**What you are asked to do:** Transcribe the material in full. Nothing should differ except that the pictures are left out.

>> begin Data listing

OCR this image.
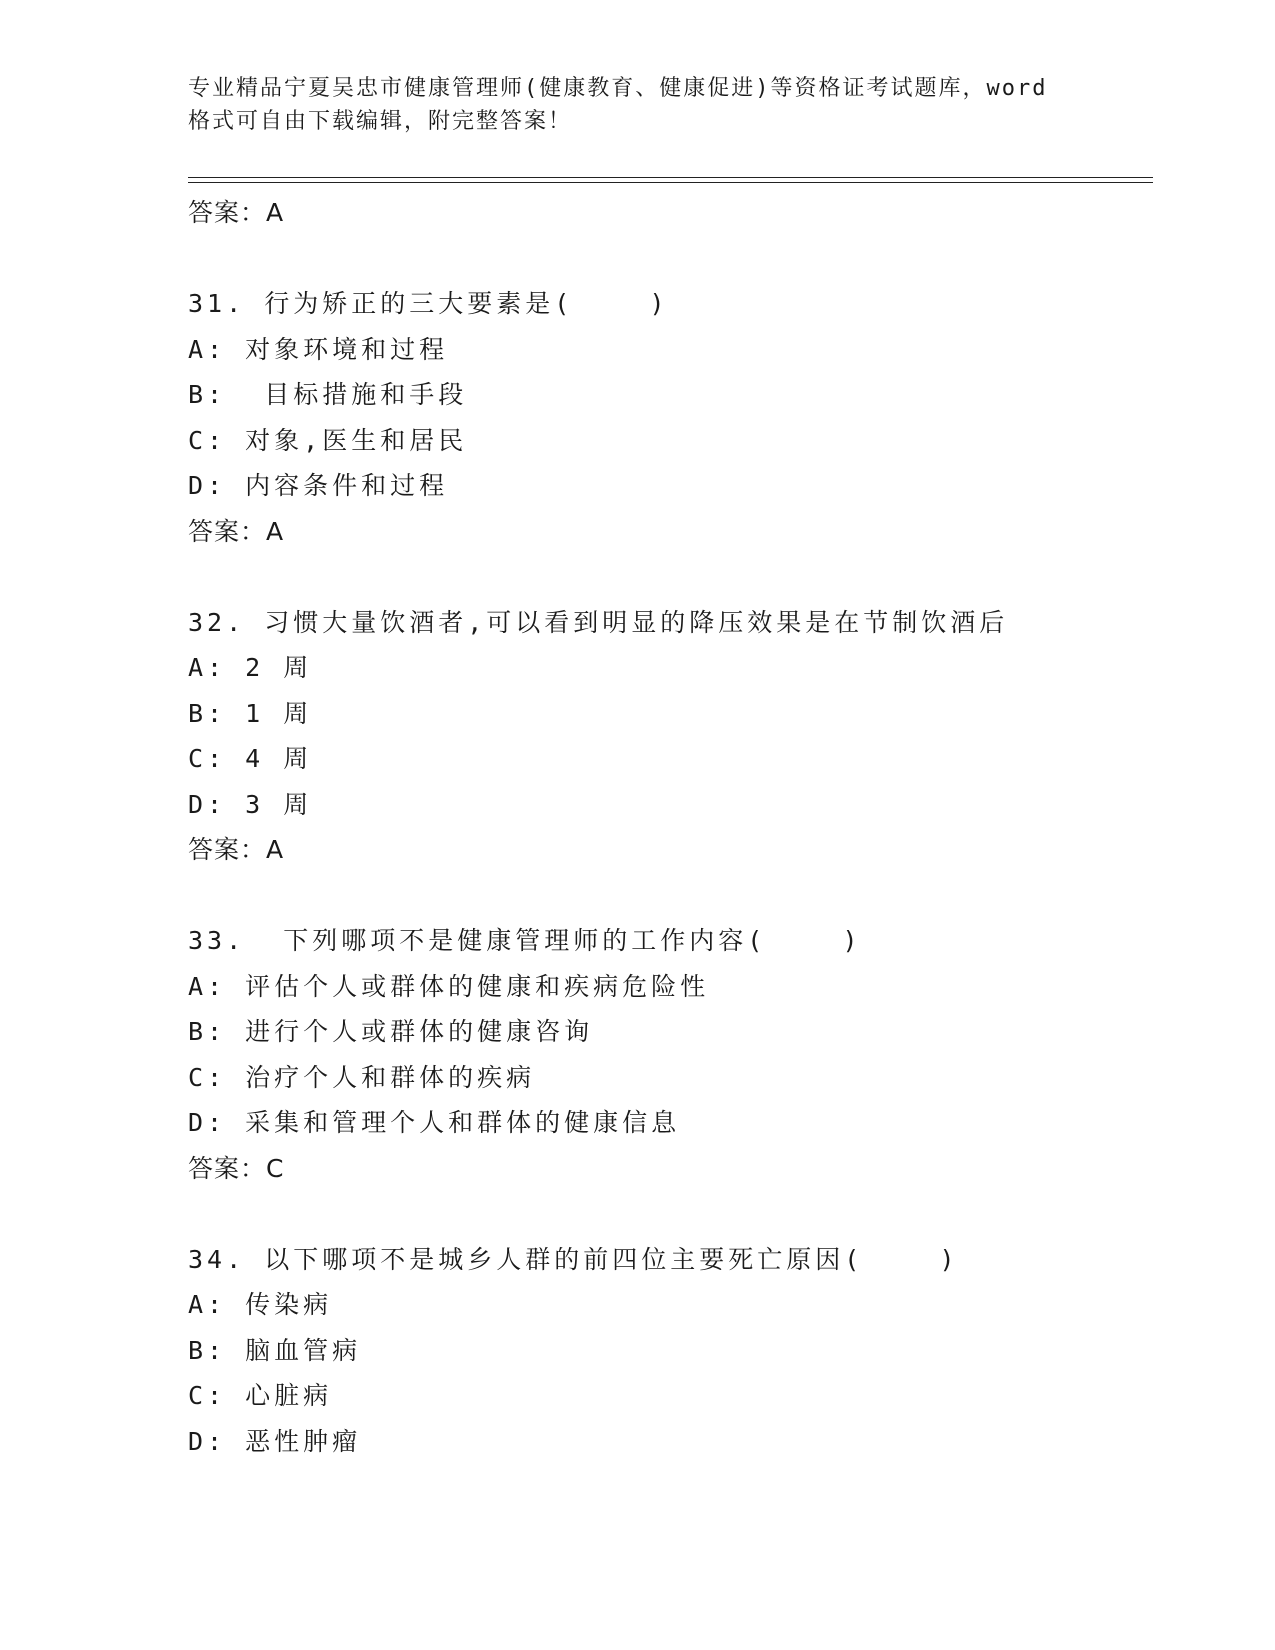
专业精品宁夏吴忠市健康管理师(健康教育、健康促进)等资格证考试题库，word
格式可自由下载编辑，附完整答案！
答案：A
31. 行为矫正的三大要素是(    )
A: 对象环境和过程
B:  目标措施和手段
C: 对象,医生和居民
D: 内容条件和过程
答案：A
32. 习惯大量饮酒者,可以看到明显的降压效果是在节制饮酒后
A: 2 周
B: 1 周
C: 4 周
D: 3 周
答案：A
33.  下列哪项不是健康管理师的工作内容(    )
A: 评估个人或群体的健康和疾病危险性
B: 进行个人或群体的健康咨询
C: 治疗个人和群体的疾病
D: 采集和管理个人和群体的健康信息
答案：C
34. 以下哪项不是城乡人群的前四位主要死亡原因(    )
A: 传染病
B: 脑血管病
C: 心脏病
D: 恶性肿瘤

>> end Data listing

**Task solution:**
OCR this image.
专业精品宁夏吴忠市健康管理师(健康教育、健康促进)等资格证考试题库，word
格式可自由下载编辑，附完整答案！
答案：A
31. 行为矫正的三大要素是(    )
A: 对象环境和过程
B:  目标措施和手段
C: 对象,医生和居民
D: 内容条件和过程
答案：A
32. 习惯大量饮酒者,可以看到明显的降压效果是在节制饮酒后
A: 2 周
B: 1 周
C: 4 周
D: 3 周
答案：A
33.  下列哪项不是健康管理师的工作内容(    )
A: 评估个人或群体的健康和疾病危险性
B: 进行个人或群体的健康咨询
C: 治疗个人和群体的疾病
D: 采集和管理个人和群体的健康信息
答案：C
34. 以下哪项不是城乡人群的前四位主要死亡原因(    )
A: 传染病
B: 脑血管病
C: 心脏病
D: 恶性肿瘤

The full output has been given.